*EXERCISE OBJECTIVE*
Extract the whole listing as it stands. Do not include the pictures.

[start of EXERCISE MATERIAL]

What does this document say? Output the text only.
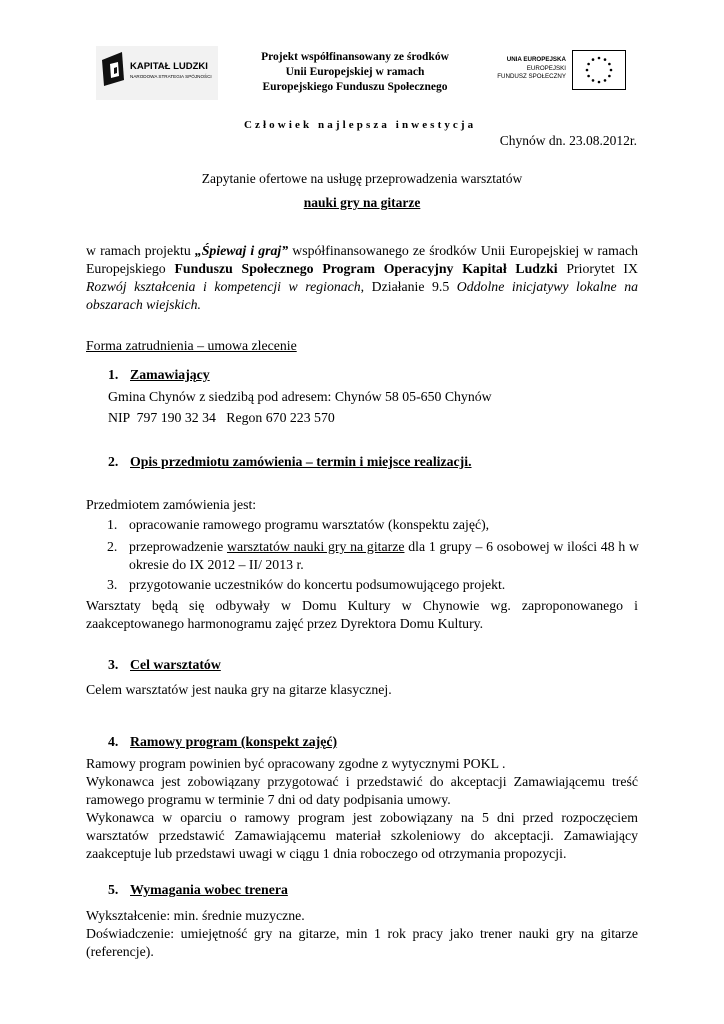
KAPITAŁ LUDZKI
NARODOWA STRATEGIA SPÓJNOŚCI
Projekt współfinansowany ze środków
Unii Europejskiej w ramach
Europejskiego Funduszu Społecznego
UNIA EUROPEJSKA
EUROPEJSKI
FUNDUSZ SPOŁECZNY
Człowiek najlepsza inwestycja
Chynów dn. 23.08.2012r.
Zapytanie ofertowe na usługę przeprowadzenia warsztatów
nauki gry na gitarze
w ramach projektu „Śpiewaj i graj” współfinansowanego ze środków Unii Europejskiej w ramach Europejskiego Funduszu Społecznego Program Operacyjny Kapitał Ludzki Priorytet IX Rozwój kształcenia i kompetencji w regionach, Działanie 9.5 Oddolne inicjatywy lokalne na obszarach wiejskich.
Forma zatrudnienia – umowa zlecenie
1. Zamawiający
Gmina Chynów z siedzibą pod adresem: Chynów 58 05-650 Chynów
NIP  797 190 32 34   Regon 670 223 570
2. Opis przedmiotu zamówienia – termin i miejsce realizacji.
Przedmiotem zamówienia jest:
1. opracowanie ramowego programu warsztatów (konspektu zajęć),
2. przeprowadzenie warsztatów nauki gry na gitarze dla 1 grupy – 6 osobowej w ilości 48 h w okresie do IX 2012 – II/ 2013 r.
3. przygotowanie uczestników do koncertu podsumowującego projekt.
Warsztaty będą się odbywały w Domu Kultury w Chynowie wg. zaproponowanego i zaakceptowanego harmonogramu zajęć przez Dyrektora Domu Kultury.
3. Cel warsztatów
Celem warsztatów jest nauka gry na gitarze klasycznej.
4. Ramowy program (konspekt zajęć)
Ramowy program powinien być opracowany zgodne z wytycznymi POKL .
Wykonawca jest zobowiązany przygotować i przedstawić do akceptacji Zamawiającemu treść ramowego programu w terminie 7 dni od daty podpisania umowy.
Wykonawca w oparciu o ramowy program jest zobowiązany na 5 dni przed rozpoczęciem warsztatów przedstawić Zamawiającemu materiał szkoleniowy do akceptacji. Zamawiający zaakceptuje lub przedstawi uwagi w ciągu 1 dnia roboczego od otrzymania propozycji.
5. Wymagania wobec trenera
Wykształcenie: min. średnie muzyczne.
Doświadczenie: umiejętność gry na gitarze, min 1 rok pracy jako trener nauki gry na gitarze (referencje).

[end of EXERCISE MATERIAL]

*RESULT BELOW*
What does this document say? Output the text only.
KAPITAŁ LUDZKI
NARODOWA STRATEGIA SPÓJNOŚCI
Projekt współfinansowany ze środków
Unii Europejskiej w ramach
Europejskiego Funduszu Społecznego
UNIA EUROPEJSKA
EUROPEJSKI
FUNDUSZ SPOŁECZNY
Człowiek najlepsza inwestycja
Chynów dn. 23.08.2012r.
Zapytanie ofertowe na usługę przeprowadzenia warsztatów
nauki gry na gitarze
w ramach projektu „Śpiewaj i graj” współfinansowanego ze środków Unii Europejskiej w ramach Europejskiego Funduszu Społecznego Program Operacyjny Kapitał Ludzki Priorytet IX Rozwój kształcenia i kompetencji w regionach, Działanie 9.5 Oddolne inicjatywy lokalne na obszarach wiejskich.
Forma zatrudnienia – umowa zlecenie
1. Zamawiający
Gmina Chynów z siedzibą pod adresem: Chynów 58 05-650 Chynów
NIP  797 190 32 34   Regon 670 223 570
2. Opis przedmiotu zamówienia – termin i miejsce realizacji.
Przedmiotem zamówienia jest:
1. opracowanie ramowego programu warsztatów (konspektu zajęć),
2. przeprowadzenie warsztatów nauki gry na gitarze dla 1 grupy – 6 osobowej w ilości 48 h w okresie do IX 2012 – II/ 2013 r.
3. przygotowanie uczestników do koncertu podsumowującego projekt.
Warsztaty będą się odbywały w Domu Kultury w Chynowie wg. zaproponowanego i zaakceptowanego harmonogramu zajęć przez Dyrektora Domu Kultury.
3. Cel warsztatów
Celem warsztatów jest nauka gry na gitarze klasycznej.
4. Ramowy program (konspekt zajęć)
Ramowy program powinien być opracowany zgodne z wytycznymi POKL .
Wykonawca jest zobowiązany przygotować i przedstawić do akceptacji Zamawiającemu treść ramowego programu w terminie 7 dni od daty podpisania umowy.
Wykonawca w oparciu o ramowy program jest zobowiązany na 5 dni przed rozpoczęciem warsztatów przedstawić Zamawiającemu materiał szkoleniowy do akceptacji. Zamawiający zaakceptuje lub przedstawi uwagi w ciągu 1 dnia roboczego od otrzymania propozycji.
5. Wymagania wobec trenera
Wykształcenie: min. średnie muzyczne.
Doświadczenie: umiejętność gry na gitarze, min 1 rok pracy jako trener nauki gry na gitarze (referencje).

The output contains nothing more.